◆ GIVEN ENTRIES
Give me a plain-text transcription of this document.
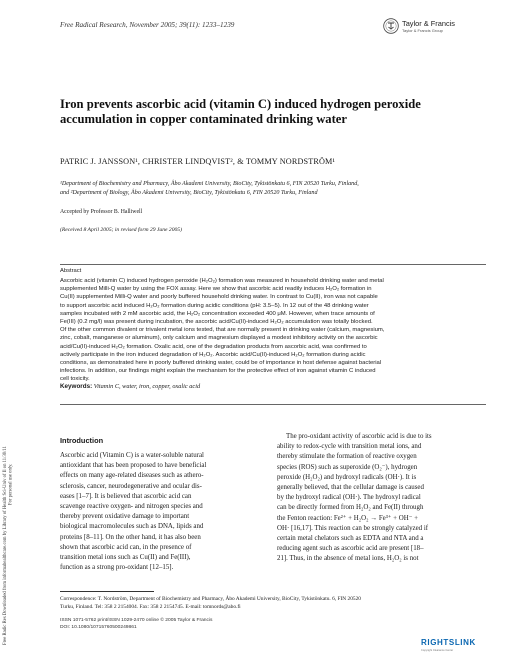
Free Radical Research, November 2005; 39(11): 1233–1239	Taylor & Francis
Taylor & Francis Group
Free Radic Res Downloaded from informahealthcare.com by Library of Health Sci-Univ of Il on 11/30/11 For personal use only.
Iron prevents ascorbic acid (vitamin C) induced hydrogen peroxide
accumulation in copper contaminated drinking water
PATRIC J. JANSSON¹, CHRISTER LINDQVIST², & TOMMY NORDSTRÖM¹
¹Department of Biochemistry and Pharmacy, Åbo Akademi University, BioCity, Tykistönkatu 6, FIN 20520 Turku, Finland,
and ²Department of Biology, Åbo Akademi University, BioCity, Tykistönkatu 6, FIN 20520 Turku, Finland
Accepted by Professor B. Halliwell
(Received 8 April 2005; in revised form 29 June 2005)
Abstract
Ascorbic acid (vitamin C) induced hydrogen peroxide (H₂O₂) formation was measured in household drinking water and metal
supplemented Milli-Q water by using the FOX assay. Here we show that ascorbic acid readily induces H₂O₂ formation in
Cu(II) supplemented Milli-Q water and poorly buffered household drinking water. In contrast to Cu(II), iron was not capable
to support ascorbic acid induced H₂O₂ formation during acidic conditions (pH: 3.5–5). In 12 out of the 48 drinking water
samples incubated with 2 mM ascorbic acid, the H₂O₂ concentration exceeded 400 μM. However, when trace amounts of
Fe(III) (0.2 mg/l) was present during incubation, the ascorbic acid/Cu(II)-induced H₂O₂ accumulation was totally blocked.
Of the other common divalent or trivalent metal ions tested, that are normally present in drinking water (calcium, magnesium,
zinc, cobalt, manganese or aluminum), only calcium and magnesium displayed a modest inhibitory activity on the ascorbic
acid/Cu(II)-induced H₂O₂ formation. Oxalic acid, one of the degradation products from ascorbic acid, was confirmed to
actively participate in the iron induced degradation of H₂O₂. Ascorbic acid/Cu(II)-induced H₂O₂ formation during acidic
conditions, as demonstrated here in poorly buffered drinking water, could be of importance in host defense against bacterial
infections. In addition, our findings might explain the mechanism for the protective effect of iron against vitamin C induced
cell toxicity.
Keywords: Vitamin C, water, iron, copper, oxalic acid
Introduction
Ascorbic acid (Vitamin C) is a water-soluble natural
antioxidant that has been proposed to have beneficial
effects on many age-related diseases such as athero-
sclerosis, cancer, neurodegenerative and ocular dis-
eases [1–7]. It is believed that ascorbic acid can
scavenge reactive oxygen- and nitrogen species and
thereby prevent oxidative damage to important
biological macromolecules such as DNA, lipids and
proteins [8–11]. On the other hand, it has also been
shown that ascorbic acid can, in the presence of
transition metal ions such as Cu(II) and Fe(III),
function as a strong pro-oxidant [12–15].
The pro-oxidant activity of ascorbic acid is due to its
ability to redox-cycle with transition metal ions, and
thereby stimulate the formation of reactive oxygen
species (ROS) such as superoxide (O₂⁻), hydrogen
peroxide (H₂O₂) and hydroxyl radicals (OH·). It is
generally believed, that the cellular damage is caused
by the hydroxyl radical (OH·). The hydroxyl radical
can be directly formed from H₂O₂ and Fe(II) through
the Fenton reaction: Fe²⁺ + H₂O₂ → Fe³⁺ + OH⁻ +
OH· [16,17]. This reaction can be strongly catalyzed if
certain metal chelators such as EDTA and NTA and a
reducing agent such as ascorbic acid are present [18–
21]. Thus, in the absence of metal ions, H₂O₂ is not
Correspondence: T. Nordström, Department of Biochemistry and Pharmacy, Åbo Akademi University, BioCity, Tykistönkatu. 6, FIN 20520
Turku, Finland. Tel: 358 2 2154004. Fax: 358 2 2154745. E-mail: tomnords@abo.fi
ISSN 1071-5762 print/ISSN 1029-2470 online © 2005 Taylor & Francis
DOI: 10.1080/10715760500249861
RIGHTSLINK
Copyright Clearance Center
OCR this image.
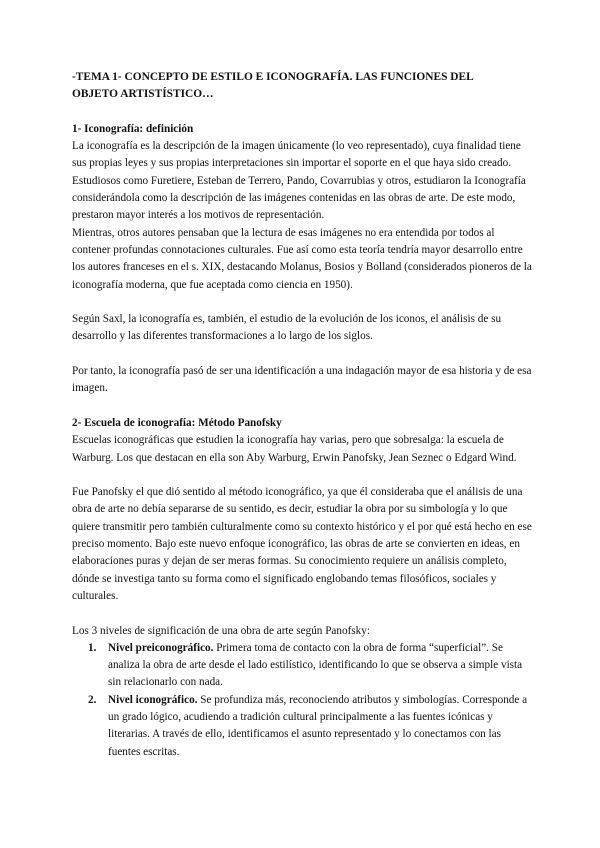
-TEMA 1- CONCEPTO DE ESTILO E ICONOGRAFÍA. LAS FUNCIONES DEL
OBJETO ARTISTÍSTICO…

1- Iconografía: definición

La iconografía es la descripción de la imagen únicamente (lo veo representado), cuya finalidad tiene sus propias leyes y sus propias interpretaciones sin importar el soporte en el que haya sido creado.

Estudiosos como Furetiere, Esteban de Terrero, Pando, Covarrubias y otros, estudiaron la Iconografía considerándola como la descripción de las imágenes contenidas en las obras de arte. De este modo, prestaron mayor interés a los motivos de representación.

Mientras, otros autores pensaban que la lectura de esas imágenes no era entendida por todos al contener profundas connotaciones culturales. Fue así como esta teoría tendría mayor desarrollo entre los autores franceses en el s. XIX, destacando Molanus, Bosios y Bolland (considerados pioneros de la iconografía moderna, que fue aceptada como ciencia en 1950).

Según Saxl, la iconografía es, también, el estudio de la evolución de los iconos, el análisis de su desarrollo y las diferentes transformaciones a lo largo de los siglos.

Por tanto, la iconografía pasó de ser una identificación a una indagación mayor de esa historia y de esa imagen.

2- Escuela de iconografía: Método Panofsky

Escuelas iconográficas que estudien la iconografía hay varias, pero que sobresalga: la escuela de Warburg. Los que destacan en ella son Aby Warburg, Erwin Panofsky, Jean Seznec o Edgard Wind.

Fue Panofsky el que dió sentido al método iconográfico, ya que él consideraba que el análisis de una obra de arte no debía separarse de su sentido, es decir, estudiar la obra por su simbología y lo que quiere transmitir pero también culturalmente como su contexto histórico y el por qué está hecho en ese preciso momento. Bajo este nuevo enfoque iconográfico, las obras de arte se convierten en ideas, en elaboraciones puras y dejan de ser meras formas. Su conocimiento requiere un análisis completo, dónde se investiga tanto su forma como el significado englobando temas filosóficos, sociales y culturales.

Los 3 niveles de significación de una obra de arte según Panofsky:

1. Nivel preiconográfico. Primera toma de contacto con la obra de forma “superficial”. Se analiza la obra de arte desde el lado estilístico, identificando lo que se observa a simple vista sin relacionarlo con nada.
2. Nivel iconográfico. Se profundiza más, reconociendo atributos y simbologías. Corresponde a un grado lógico, acudiendo a tradición cultural principalmente a las fuentes icónicas y literarias. A través de ello, identificamos el asunto representado y lo conectamos con las fuentes escritas.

◆ EXERCISE
Nothing but a number is asked for: how many lines of the records contain the word "reaction"?

◆ REPLY
2